TEXT SHOWN:
»»

Bokhari, a member of Latham’s Banking Practice, represents leading commercial and investment banks in the syndicated loan markets, often advising on cross-border financings for working capital, acquisitions, and other purposes. A profile published by Crain’s highlighted his recent representation of a major US bank on multiple transactions, including as lead agent/arranger and lender in US$2 billion revolving credit facilities for a global health care company and related financings for its European operations. Crain’s also noted his role on the advisory board of the Kellogg Institute for International Studies at the University of Notre Dame.

Branch, a member of Latham’s Capital Markets and Latin America Practices, advises on capital markets transactions, with a focus on securities offerings by non-U.S. issuers. His published profile featured Branch’s recent representations of IEnova, Mexico’s largest private-sector energy company, in an US$800 million bond offering, Aon in a US$1 billion senior note financing, Hyatt Hotels in bond financings of US$1.65 billion, and Cars.com in its debut US$400 million high-yield financing. Branch is the immediate past Chicago office leader of Latham’s Hispanic/Latin American Lawyers Group, and he leads the firm’s International Visiting Associate program, through which law firm associates join Latham full time for a year. In 2020, Branch was also named to the Chicago Symphony Orchestra board of trustees.

««

PROBLEMS TO WORK ON:
1/ From the Latham lawyer profiles text, name every company that Branch's recent representations covered.
2/ Copy the stretch of the Latham lawyer profiles text from "Branch, a member" through "board of trustees.".

RAW DATA:
»»

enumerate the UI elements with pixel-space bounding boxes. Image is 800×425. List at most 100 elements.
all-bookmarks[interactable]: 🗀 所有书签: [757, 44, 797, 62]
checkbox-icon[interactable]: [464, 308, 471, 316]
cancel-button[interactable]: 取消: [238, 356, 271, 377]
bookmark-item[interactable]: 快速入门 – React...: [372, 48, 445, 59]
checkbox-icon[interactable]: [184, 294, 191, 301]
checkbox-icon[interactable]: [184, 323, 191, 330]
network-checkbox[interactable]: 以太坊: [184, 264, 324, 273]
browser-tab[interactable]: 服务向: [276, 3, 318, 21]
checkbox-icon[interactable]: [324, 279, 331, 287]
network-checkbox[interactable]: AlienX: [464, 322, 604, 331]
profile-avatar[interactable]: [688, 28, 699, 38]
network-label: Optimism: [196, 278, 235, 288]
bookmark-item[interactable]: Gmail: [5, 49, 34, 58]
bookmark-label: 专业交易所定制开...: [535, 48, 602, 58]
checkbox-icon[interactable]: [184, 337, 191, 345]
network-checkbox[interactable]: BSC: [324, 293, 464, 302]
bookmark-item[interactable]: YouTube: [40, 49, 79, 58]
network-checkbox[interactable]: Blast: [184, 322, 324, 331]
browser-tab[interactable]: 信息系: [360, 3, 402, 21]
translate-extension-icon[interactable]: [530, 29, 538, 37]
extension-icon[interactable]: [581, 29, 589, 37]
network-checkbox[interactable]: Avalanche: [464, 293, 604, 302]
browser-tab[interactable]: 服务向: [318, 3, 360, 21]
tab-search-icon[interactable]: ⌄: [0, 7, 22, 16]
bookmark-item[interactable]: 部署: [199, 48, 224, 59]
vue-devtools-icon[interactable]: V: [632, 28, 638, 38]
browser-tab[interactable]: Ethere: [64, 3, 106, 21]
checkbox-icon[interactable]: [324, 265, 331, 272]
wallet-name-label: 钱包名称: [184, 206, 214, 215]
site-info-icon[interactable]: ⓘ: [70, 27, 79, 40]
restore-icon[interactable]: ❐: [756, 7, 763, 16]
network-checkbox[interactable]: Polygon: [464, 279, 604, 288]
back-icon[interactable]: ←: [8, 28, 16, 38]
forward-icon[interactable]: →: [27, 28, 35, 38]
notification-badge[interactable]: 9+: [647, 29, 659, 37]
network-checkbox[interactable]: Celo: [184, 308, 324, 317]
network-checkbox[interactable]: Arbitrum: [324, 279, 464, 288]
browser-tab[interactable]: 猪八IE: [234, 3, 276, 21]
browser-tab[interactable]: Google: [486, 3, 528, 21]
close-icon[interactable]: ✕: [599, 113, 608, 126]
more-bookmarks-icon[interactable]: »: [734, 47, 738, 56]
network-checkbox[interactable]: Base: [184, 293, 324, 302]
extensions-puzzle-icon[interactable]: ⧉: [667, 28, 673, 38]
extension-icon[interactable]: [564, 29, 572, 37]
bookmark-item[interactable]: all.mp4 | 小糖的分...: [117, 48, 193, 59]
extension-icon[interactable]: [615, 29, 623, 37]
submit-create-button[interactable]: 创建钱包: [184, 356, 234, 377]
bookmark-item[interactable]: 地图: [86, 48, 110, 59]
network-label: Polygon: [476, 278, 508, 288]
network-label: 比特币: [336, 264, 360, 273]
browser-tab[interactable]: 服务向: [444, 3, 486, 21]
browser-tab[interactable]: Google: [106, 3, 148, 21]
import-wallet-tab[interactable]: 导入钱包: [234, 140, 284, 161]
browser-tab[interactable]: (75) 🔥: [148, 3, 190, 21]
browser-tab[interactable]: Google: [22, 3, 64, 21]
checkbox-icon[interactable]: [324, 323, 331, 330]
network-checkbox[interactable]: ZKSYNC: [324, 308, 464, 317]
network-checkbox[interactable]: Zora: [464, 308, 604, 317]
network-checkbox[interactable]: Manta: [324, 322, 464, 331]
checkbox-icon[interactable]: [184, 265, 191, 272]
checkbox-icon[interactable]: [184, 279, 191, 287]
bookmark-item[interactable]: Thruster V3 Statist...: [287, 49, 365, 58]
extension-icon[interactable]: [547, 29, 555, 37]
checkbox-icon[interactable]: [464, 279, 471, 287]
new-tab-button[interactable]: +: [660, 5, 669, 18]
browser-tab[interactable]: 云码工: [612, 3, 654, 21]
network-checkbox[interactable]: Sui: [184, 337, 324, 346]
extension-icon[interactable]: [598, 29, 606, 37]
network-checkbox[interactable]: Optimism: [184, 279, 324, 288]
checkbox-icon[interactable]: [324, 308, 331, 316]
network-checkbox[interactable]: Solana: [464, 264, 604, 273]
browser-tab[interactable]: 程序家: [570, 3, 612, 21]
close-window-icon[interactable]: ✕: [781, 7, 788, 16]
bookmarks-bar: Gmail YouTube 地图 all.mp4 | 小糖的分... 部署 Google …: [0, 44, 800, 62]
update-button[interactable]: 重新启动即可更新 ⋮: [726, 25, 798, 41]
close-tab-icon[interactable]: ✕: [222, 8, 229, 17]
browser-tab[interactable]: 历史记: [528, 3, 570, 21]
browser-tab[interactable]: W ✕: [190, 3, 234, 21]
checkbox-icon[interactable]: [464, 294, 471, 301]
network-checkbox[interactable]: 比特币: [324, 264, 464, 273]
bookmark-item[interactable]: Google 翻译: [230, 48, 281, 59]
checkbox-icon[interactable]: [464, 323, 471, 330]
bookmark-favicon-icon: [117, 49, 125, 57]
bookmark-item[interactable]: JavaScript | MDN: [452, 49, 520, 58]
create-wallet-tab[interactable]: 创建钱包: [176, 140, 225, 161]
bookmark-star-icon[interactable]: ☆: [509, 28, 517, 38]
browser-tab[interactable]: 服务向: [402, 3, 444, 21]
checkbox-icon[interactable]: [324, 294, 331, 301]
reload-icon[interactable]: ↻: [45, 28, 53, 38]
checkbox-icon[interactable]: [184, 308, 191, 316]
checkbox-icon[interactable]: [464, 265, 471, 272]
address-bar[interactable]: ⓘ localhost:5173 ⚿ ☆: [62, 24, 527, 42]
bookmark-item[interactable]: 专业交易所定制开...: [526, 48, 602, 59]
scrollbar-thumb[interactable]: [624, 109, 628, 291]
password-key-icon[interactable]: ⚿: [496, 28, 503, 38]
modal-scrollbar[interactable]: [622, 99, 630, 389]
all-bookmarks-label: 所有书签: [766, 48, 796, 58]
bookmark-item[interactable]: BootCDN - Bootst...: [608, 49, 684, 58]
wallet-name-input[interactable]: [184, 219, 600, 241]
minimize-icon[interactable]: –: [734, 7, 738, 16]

««

SOLUTIONS TO THE PROBLEMS:
1/ IEnova, Aon, Hyatt Hotels, Cars.com

2/
Branch, a member of Latham’s Capital Markets and Latin America Practices, advises on capital markets transactions, with a focus on securities offerings by non-U.S. issuers. His published profile featured Branch’s recent representations of IEnova, Mexico’s largest private-sector energy company, in an US$800 million bond offering, Aon in a US$1 billion senior note financing, Hyatt Hotels in bond financings of US$1.65 billion, and Cars.com in its debut US$400 million high-yield financing. Branch is the immediate past Chicago office leader of Latham’s Hispanic/Latin American Lawyers Group, and he leads the firm’s International Visiting Associate program, through which law firm associates join Latham full time for a year. In 2020, Branch was also named to the Chicago Symphony Orchestra board of trustees.